== Aim of the exercise ==
Scan the data below and pick out the lines containing the word "کاغذی".

----

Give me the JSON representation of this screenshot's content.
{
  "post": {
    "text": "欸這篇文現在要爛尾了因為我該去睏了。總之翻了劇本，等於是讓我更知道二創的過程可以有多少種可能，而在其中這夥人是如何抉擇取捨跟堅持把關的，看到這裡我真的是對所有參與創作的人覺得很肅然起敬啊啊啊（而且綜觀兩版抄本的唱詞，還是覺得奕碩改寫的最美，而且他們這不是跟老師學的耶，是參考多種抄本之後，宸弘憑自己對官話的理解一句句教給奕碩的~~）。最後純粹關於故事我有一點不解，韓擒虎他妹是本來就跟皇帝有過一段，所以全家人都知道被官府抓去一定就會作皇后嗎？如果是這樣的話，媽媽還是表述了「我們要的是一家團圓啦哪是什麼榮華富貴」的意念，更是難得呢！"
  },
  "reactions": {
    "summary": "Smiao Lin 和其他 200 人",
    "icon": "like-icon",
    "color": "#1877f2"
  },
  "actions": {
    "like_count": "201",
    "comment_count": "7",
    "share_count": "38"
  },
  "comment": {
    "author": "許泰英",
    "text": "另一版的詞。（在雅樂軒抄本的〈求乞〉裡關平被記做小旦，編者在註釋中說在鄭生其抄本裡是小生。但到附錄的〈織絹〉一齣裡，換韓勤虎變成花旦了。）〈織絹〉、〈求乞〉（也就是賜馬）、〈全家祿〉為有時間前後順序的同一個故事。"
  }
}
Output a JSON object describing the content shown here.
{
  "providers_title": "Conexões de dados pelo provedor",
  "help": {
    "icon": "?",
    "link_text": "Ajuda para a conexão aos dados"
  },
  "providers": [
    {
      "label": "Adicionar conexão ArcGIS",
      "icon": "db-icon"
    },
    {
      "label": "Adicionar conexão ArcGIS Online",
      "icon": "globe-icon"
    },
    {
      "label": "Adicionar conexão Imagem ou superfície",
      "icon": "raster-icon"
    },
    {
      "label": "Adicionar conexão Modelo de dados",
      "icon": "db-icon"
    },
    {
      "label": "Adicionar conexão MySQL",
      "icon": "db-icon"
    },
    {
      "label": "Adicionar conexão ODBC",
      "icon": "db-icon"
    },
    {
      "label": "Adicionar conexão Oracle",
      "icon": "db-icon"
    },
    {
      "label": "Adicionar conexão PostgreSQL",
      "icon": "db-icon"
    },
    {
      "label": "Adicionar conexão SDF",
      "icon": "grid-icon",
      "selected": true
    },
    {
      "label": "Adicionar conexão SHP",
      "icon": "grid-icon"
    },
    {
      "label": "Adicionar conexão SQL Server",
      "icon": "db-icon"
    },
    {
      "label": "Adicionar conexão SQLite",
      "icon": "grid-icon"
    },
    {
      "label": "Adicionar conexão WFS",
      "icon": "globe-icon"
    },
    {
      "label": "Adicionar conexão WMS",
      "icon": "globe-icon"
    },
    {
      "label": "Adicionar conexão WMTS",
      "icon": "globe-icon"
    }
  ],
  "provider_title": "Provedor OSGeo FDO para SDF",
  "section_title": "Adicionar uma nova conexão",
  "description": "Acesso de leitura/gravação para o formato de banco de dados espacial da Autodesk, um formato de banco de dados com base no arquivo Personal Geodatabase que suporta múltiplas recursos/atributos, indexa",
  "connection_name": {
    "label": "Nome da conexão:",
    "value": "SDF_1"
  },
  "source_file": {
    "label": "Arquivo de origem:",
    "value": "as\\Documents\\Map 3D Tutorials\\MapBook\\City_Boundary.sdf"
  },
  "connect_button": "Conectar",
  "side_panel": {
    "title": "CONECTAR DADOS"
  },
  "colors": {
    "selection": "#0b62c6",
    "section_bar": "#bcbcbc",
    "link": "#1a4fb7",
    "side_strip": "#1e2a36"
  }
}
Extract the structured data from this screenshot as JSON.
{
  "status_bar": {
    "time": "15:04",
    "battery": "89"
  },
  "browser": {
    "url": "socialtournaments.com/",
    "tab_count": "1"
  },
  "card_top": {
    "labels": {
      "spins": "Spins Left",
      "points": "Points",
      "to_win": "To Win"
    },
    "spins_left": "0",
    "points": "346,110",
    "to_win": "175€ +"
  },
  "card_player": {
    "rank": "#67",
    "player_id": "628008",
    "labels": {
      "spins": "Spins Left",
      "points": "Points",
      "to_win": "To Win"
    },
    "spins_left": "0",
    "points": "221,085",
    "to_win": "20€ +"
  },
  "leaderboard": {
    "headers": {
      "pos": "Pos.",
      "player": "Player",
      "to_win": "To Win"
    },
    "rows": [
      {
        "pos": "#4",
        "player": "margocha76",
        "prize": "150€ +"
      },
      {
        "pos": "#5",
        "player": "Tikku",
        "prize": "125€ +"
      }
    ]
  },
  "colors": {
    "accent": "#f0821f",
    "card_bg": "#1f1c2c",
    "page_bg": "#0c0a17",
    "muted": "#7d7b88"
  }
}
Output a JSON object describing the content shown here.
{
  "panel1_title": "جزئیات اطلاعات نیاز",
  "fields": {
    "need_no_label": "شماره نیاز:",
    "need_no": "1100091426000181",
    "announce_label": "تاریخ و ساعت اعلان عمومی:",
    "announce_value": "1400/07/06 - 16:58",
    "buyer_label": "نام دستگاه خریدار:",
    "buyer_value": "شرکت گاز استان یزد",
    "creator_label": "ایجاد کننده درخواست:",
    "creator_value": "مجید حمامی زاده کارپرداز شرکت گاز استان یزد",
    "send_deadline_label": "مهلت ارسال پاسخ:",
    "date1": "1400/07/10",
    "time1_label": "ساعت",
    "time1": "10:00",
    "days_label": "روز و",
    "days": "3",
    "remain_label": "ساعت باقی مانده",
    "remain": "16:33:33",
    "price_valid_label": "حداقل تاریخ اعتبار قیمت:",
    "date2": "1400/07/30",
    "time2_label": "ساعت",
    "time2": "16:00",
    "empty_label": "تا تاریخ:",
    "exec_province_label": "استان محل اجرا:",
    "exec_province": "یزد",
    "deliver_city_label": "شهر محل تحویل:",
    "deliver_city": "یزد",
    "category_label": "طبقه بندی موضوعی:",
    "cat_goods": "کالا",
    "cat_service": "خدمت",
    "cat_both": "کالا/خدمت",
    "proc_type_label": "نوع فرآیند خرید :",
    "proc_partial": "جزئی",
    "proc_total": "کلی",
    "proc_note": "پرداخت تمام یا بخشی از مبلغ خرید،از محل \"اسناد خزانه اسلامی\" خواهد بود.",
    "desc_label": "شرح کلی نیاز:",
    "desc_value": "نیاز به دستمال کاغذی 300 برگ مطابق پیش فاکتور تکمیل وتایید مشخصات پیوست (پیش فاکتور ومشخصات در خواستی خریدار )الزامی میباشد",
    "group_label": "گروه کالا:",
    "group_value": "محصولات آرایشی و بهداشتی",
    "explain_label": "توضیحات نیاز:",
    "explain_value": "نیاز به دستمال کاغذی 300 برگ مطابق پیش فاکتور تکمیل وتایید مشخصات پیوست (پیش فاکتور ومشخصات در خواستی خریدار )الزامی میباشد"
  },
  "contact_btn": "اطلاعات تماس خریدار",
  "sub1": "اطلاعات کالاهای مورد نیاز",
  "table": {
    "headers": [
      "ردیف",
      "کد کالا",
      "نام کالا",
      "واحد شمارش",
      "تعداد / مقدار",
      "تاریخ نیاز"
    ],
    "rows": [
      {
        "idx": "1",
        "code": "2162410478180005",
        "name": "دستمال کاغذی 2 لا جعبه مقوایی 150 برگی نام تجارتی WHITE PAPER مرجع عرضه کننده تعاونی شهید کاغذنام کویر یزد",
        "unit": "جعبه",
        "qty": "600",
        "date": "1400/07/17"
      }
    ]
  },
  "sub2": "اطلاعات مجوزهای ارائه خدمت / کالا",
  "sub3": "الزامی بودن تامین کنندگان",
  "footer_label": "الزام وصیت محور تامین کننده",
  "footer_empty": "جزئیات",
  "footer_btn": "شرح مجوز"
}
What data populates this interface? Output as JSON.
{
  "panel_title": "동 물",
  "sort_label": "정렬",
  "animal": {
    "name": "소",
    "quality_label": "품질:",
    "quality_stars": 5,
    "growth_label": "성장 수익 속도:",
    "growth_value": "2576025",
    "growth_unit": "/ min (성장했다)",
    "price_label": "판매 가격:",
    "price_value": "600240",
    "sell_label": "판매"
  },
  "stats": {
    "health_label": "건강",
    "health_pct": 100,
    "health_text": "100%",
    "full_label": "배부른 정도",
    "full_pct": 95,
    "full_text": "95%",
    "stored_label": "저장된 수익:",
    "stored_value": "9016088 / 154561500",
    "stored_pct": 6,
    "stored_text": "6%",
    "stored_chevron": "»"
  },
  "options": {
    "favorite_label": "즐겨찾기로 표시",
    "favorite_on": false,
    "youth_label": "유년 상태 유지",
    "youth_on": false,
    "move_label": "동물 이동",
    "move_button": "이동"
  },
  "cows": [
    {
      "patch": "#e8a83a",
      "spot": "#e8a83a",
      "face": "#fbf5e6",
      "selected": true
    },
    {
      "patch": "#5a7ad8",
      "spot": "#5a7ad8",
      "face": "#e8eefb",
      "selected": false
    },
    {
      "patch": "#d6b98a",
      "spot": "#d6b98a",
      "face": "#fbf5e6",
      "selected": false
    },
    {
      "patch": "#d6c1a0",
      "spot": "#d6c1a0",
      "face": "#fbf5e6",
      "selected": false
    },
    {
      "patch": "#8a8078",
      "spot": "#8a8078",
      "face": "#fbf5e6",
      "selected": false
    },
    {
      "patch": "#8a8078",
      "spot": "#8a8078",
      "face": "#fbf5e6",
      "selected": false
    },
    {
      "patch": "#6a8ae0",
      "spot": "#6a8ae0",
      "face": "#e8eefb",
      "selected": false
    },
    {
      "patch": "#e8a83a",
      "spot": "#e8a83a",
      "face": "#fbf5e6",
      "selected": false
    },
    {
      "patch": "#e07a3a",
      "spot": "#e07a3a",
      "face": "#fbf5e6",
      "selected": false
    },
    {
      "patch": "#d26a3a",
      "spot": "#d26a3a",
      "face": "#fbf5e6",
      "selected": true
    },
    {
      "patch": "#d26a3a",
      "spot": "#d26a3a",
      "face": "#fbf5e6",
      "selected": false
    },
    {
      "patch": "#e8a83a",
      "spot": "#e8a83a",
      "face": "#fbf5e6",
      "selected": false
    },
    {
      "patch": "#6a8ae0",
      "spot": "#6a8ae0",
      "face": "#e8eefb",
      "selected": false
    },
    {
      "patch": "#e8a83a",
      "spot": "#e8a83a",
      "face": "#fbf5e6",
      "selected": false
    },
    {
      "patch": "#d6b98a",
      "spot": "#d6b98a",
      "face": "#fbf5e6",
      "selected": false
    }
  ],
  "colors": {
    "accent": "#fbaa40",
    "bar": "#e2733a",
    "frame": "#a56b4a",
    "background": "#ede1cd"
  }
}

----

== Answer ==
    "desc_value": "نیاز به دستمال کاغذی 300 برگ مطابق پیش فاکتور تکمیل وتایید مشخصات پیوست (پیش فاکتور ومشخصات در خواستی خریدار )الزامی میباشد",
    "explain_value": "نیاز به دستمال کاغذی 300 برگ مطابق پیش فاکتور تکمیل وتایید مشخصات پیوست (پیش فاکتور ومشخصات در خواستی خریدار )الزامی میباشد"
        "name": "دستمال کاغذی 2 لا جعبه مقوایی 150 برگی نام تجارتی WHITE PAPER مرجع عرضه کننده تعاونی شهید کاغذنام کویر یزد",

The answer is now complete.